*GIVEN EXERCISE*
Each entry below must be repeated word for word.

*THE RECORDS*
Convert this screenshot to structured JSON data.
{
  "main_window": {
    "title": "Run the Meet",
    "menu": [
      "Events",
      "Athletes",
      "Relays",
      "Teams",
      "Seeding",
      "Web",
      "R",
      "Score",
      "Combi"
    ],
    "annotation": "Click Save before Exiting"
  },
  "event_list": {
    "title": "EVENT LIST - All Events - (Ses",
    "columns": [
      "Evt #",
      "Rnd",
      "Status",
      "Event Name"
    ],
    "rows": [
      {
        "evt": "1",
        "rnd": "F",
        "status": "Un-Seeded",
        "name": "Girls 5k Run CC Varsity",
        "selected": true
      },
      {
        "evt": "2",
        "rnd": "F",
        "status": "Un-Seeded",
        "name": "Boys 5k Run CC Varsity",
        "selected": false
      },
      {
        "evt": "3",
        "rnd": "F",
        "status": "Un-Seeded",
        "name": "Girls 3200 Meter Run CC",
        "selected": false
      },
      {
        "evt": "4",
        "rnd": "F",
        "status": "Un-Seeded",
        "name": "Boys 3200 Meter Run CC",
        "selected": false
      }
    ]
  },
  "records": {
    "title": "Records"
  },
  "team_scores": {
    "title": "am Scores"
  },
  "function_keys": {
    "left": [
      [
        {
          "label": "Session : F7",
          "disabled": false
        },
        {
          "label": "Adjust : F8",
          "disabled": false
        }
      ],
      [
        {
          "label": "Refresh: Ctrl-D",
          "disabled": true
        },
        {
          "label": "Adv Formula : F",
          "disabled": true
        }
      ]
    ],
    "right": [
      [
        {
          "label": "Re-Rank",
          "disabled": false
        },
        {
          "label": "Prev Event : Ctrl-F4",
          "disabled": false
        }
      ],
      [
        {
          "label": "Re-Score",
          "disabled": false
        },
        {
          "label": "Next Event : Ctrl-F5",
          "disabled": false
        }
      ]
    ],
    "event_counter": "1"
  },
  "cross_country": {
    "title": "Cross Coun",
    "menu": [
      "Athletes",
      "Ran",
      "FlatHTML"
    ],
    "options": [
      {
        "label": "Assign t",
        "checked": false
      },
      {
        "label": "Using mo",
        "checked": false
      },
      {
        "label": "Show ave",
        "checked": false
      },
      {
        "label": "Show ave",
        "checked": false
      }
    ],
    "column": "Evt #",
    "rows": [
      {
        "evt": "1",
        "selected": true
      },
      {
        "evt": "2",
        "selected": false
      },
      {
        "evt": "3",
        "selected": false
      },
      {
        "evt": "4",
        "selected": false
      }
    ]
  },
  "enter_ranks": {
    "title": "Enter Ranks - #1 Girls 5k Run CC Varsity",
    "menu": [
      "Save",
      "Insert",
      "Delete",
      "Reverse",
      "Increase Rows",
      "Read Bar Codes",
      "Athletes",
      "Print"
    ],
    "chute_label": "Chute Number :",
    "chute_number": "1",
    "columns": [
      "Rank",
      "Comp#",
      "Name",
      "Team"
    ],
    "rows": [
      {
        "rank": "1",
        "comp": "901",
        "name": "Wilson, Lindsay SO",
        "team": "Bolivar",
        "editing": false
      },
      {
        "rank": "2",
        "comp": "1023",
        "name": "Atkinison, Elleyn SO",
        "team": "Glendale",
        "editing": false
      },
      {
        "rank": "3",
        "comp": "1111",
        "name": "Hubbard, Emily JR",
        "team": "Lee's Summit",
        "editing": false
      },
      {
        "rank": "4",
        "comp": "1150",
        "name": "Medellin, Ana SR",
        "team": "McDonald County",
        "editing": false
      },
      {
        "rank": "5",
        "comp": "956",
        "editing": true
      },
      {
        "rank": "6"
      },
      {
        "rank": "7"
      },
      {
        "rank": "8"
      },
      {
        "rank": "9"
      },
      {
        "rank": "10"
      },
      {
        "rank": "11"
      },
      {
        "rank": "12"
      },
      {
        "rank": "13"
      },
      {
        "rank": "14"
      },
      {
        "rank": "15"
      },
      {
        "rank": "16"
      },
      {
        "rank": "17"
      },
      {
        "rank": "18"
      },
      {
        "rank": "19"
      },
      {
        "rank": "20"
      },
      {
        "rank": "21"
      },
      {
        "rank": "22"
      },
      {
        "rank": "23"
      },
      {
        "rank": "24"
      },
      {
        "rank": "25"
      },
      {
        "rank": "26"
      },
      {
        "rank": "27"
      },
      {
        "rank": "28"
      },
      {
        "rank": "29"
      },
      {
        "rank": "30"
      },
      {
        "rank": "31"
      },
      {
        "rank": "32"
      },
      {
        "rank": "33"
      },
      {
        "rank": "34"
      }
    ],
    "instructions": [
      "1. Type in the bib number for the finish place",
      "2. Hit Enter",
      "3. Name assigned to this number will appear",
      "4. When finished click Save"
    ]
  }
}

*REPLY*
Convert this screenshot to structured JSON data.
{
  "main_window": {
    "title": "Run the Meet",
    "menu": [
      "Events",
      "Athletes",
      "Relays",
      "Teams",
      "Seeding",
      "Web",
      "R",
      "Score",
      "Combi"
    ],
    "annotation": "Click Save before Exiting"
  },
  "event_list": {
    "title": "EVENT LIST - All Events - (Ses",
    "columns": [
      "Evt #",
      "Rnd",
      "Status",
      "Event Name"
    ],
    "rows": [
      {
        "evt": "1",
        "rnd": "F",
        "status": "Un-Seeded",
        "name": "Girls 5k Run CC Varsity",
        "selected": true
      },
      {
        "evt": "2",
        "rnd": "F",
        "status": "Un-Seeded",
        "name": "Boys 5k Run CC Varsity",
        "selected": false
      },
      {
        "evt": "3",
        "rnd": "F",
        "status": "Un-Seeded",
        "name": "Girls 3200 Meter Run CC",
        "selected": false
      },
      {
        "evt": "4",
        "rnd": "F",
        "status": "Un-Seeded",
        "name": "Boys 3200 Meter Run CC",
        "selected": false
      }
    ]
  },
  "records": {
    "title": "Records"
  },
  "team_scores": {
    "title": "am Scores"
  },
  "function_keys": {
    "left": [
      [
        {
          "label": "Session : F7",
          "disabled": false
        },
        {
          "label": "Adjust : F8",
          "disabled": false
        }
      ],
      [
        {
          "label": "Refresh: Ctrl-D",
          "disabled": true
        },
        {
          "label": "Adv Formula : F",
          "disabled": true
        }
      ]
    ],
    "right": [
      [
        {
          "label": "Re-Rank",
          "disabled": false
        },
        {
          "label": "Prev Event : Ctrl-F4",
          "disabled": false
        }
      ],
      [
        {
          "label": "Re-Score",
          "disabled": false
        },
        {
          "label": "Next Event : Ctrl-F5",
          "disabled": false
        }
      ]
    ],
    "event_counter": "1"
  },
  "cross_country": {
    "title": "Cross Coun",
    "menu": [
      "Athletes",
      "Ran",
      "FlatHTML"
    ],
    "options": [
      {
        "label": "Assign t",
        "checked": false
      },
      {
        "label": "Using mo",
        "checked": false
      },
      {
        "label": "Show ave",
        "checked": false
      },
      {
        "label": "Show ave",
        "checked": false
      }
    ],
    "column": "Evt #",
    "rows": [
      {
        "evt": "1",
        "selected": true
      },
      {
        "evt": "2",
        "selected": false
      },
      {
        "evt": "3",
        "selected": false
      },
      {
        "evt": "4",
        "selected": false
      }
    ]
  },
  "enter_ranks": {
    "title": "Enter Ranks - #1 Girls 5k Run CC Varsity",
    "menu": [
      "Save",
      "Insert",
      "Delete",
      "Reverse",
      "Increase Rows",
      "Read Bar Codes",
      "Athletes",
      "Print"
    ],
    "chute_label": "Chute Number :",
    "chute_number": "1",
    "columns": [
      "Rank",
      "Comp#",
      "Name",
      "Team"
    ],
    "rows": [
      {
        "rank": "1",
        "comp": "901",
        "name": "Wilson, Lindsay SO",
        "team": "Bolivar",
        "editing": false
      },
      {
        "rank": "2",
        "comp": "1023",
        "name": "Atkinison, Elleyn SO",
        "team": "Glendale",
        "editing": false
      },
      {
        "rank": "3",
        "comp": "1111",
        "name": "Hubbard, Emily JR",
        "team": "Lee's Summit",
        "editing": false
      },
      {
        "rank": "4",
        "comp": "1150",
        "name": "Medellin, Ana SR",
        "team": "McDonald County",
        "editing": false
      },
      {
        "rank": "5",
        "comp": "956",
        "editing": true
      },
      {
        "rank": "6"
      },
      {
        "rank": "7"
      },
      {
        "rank": "8"
      },
      {
        "rank": "9"
      },
      {
        "rank": "10"
      },
      {
        "rank": "11"
      },
      {
        "rank": "12"
      },
      {
        "rank": "13"
      },
      {
        "rank": "14"
      },
      {
        "rank": "15"
      },
      {
        "rank": "16"
      },
      {
        "rank": "17"
      },
      {
        "rank": "18"
      },
      {
        "rank": "19"
      },
      {
        "rank": "20"
      },
      {
        "rank": "21"
      },
      {
        "rank": "22"
      },
      {
        "rank": "23"
      },
      {
        "rank": "24"
      },
      {
        "rank": "25"
      },
      {
        "rank": "26"
      },
      {
        "rank": "27"
      },
      {
        "rank": "28"
      },
      {
        "rank": "29"
      },
      {
        "rank": "30"
      },
      {
        "rank": "31"
      },
      {
        "rank": "32"
      },
      {
        "rank": "33"
      },
      {
        "rank": "34"
      }
    ],
    "instructions": [
      "1. Type in the bib number for the finish place",
      "2. Hit Enter",
      "3. Name assigned to this number will appear",
      "4. When finished click Save"
    ]
  }
}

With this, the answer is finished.